Extracted records

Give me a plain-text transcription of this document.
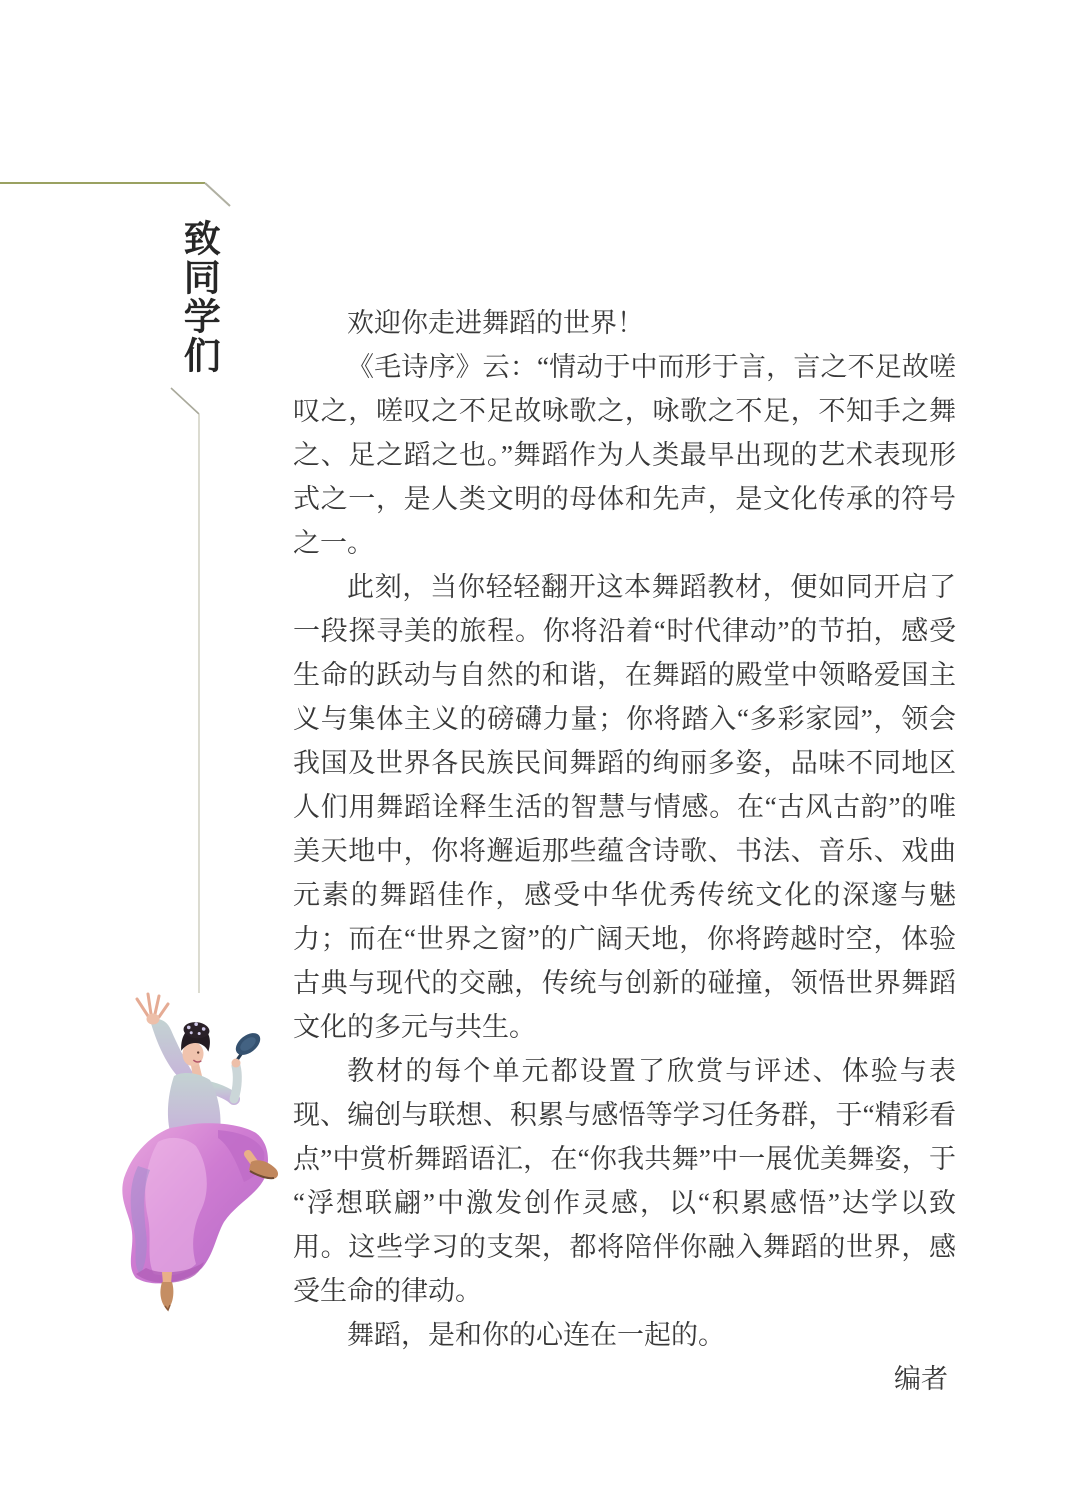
致同学们	欢迎你走进舞蹈的世界！

《毛诗序》云：“情动于中而形于言，言之不足故嗟叹之，嗟叹之不足故咏歌之，咏歌之不足，不知手之舞之、足之蹈之也。”舞蹈作为人类最早出现的艺术表现形式之一，是人类文明的母体和先声，是文化传承的符号之一。

此刻，当你轻轻翻开这本舞蹈教材，便如同开启了一段探寻美的旅程。你将沿着“时代律动”的节拍，感受生命的跃动与自然的和谐，在舞蹈的殿堂中领略爱国主义与集体主义的磅礴力量；你将踏入“多彩家园”，领会我国及世界各民族民间舞蹈的绚丽多姿，品味不同地区人们用舞蹈诠释生活的智慧与情感。在“古风古韵”的唯美天地中，你将邂逅那些蕴含诗歌、书法、音乐、戏曲元素的舞蹈佳作，感受中华优秀传统文化的深邃与魅力；而在“世界之窗”的广阔天地，你将跨越时空，体验古典与现代的交融，传统与创新的碰撞，领悟世界舞蹈文化的多元与共生。

教材的每个单元都设置了欣赏与评述、体验与表现、编创与联想、积累与感悟等学习任务群，于“精彩看点”中赏析舞蹈语汇，在“你我共舞”中一展优美舞姿，于“浮想联翩”中激发创作灵感，以“积累感悟”达学以致用。这些学习的支架，都将陪伴你融入舞蹈的世界，感受生命的律动。

舞蹈，是和你的心连在一起的。

编者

# DESCRIPTION OF THE TASK
Restate each entry word for word, please, but drop any images it holds.

# CORRECT RESPONSE
Give me a plain-text transcription of this document.
致同学们	欢迎你走进舞蹈的世界！

《毛诗序》云：“情动于中而形于言，言之不足故嗟叹之，嗟叹之不足故咏歌之，咏歌之不足，不知手之舞之、足之蹈之也。”舞蹈作为人类最早出现的艺术表现形式之一，是人类文明的母体和先声，是文化传承的符号之一。

此刻，当你轻轻翻开这本舞蹈教材，便如同开启了一段探寻美的旅程。你将沿着“时代律动”的节拍，感受生命的跃动与自然的和谐，在舞蹈的殿堂中领略爱国主义与集体主义的磅礴力量；你将踏入“多彩家园”，领会我国及世界各民族民间舞蹈的绚丽多姿，品味不同地区人们用舞蹈诠释生活的智慧与情感。在“古风古韵”的唯美天地中，你将邂逅那些蕴含诗歌、书法、音乐、戏曲元素的舞蹈佳作，感受中华优秀传统文化的深邃与魅力；而在“世界之窗”的广阔天地，你将跨越时空，体验古典与现代的交融，传统与创新的碰撞，领悟世界舞蹈文化的多元与共生。

教材的每个单元都设置了欣赏与评述、体验与表现、编创与联想、积累与感悟等学习任务群，于“精彩看点”中赏析舞蹈语汇，在“你我共舞”中一展优美舞姿，于“浮想联翩”中激发创作灵感，以“积累感悟”达学以致用。这些学习的支架，都将陪伴你融入舞蹈的世界，感受生命的律动。

舞蹈，是和你的心连在一起的。

编者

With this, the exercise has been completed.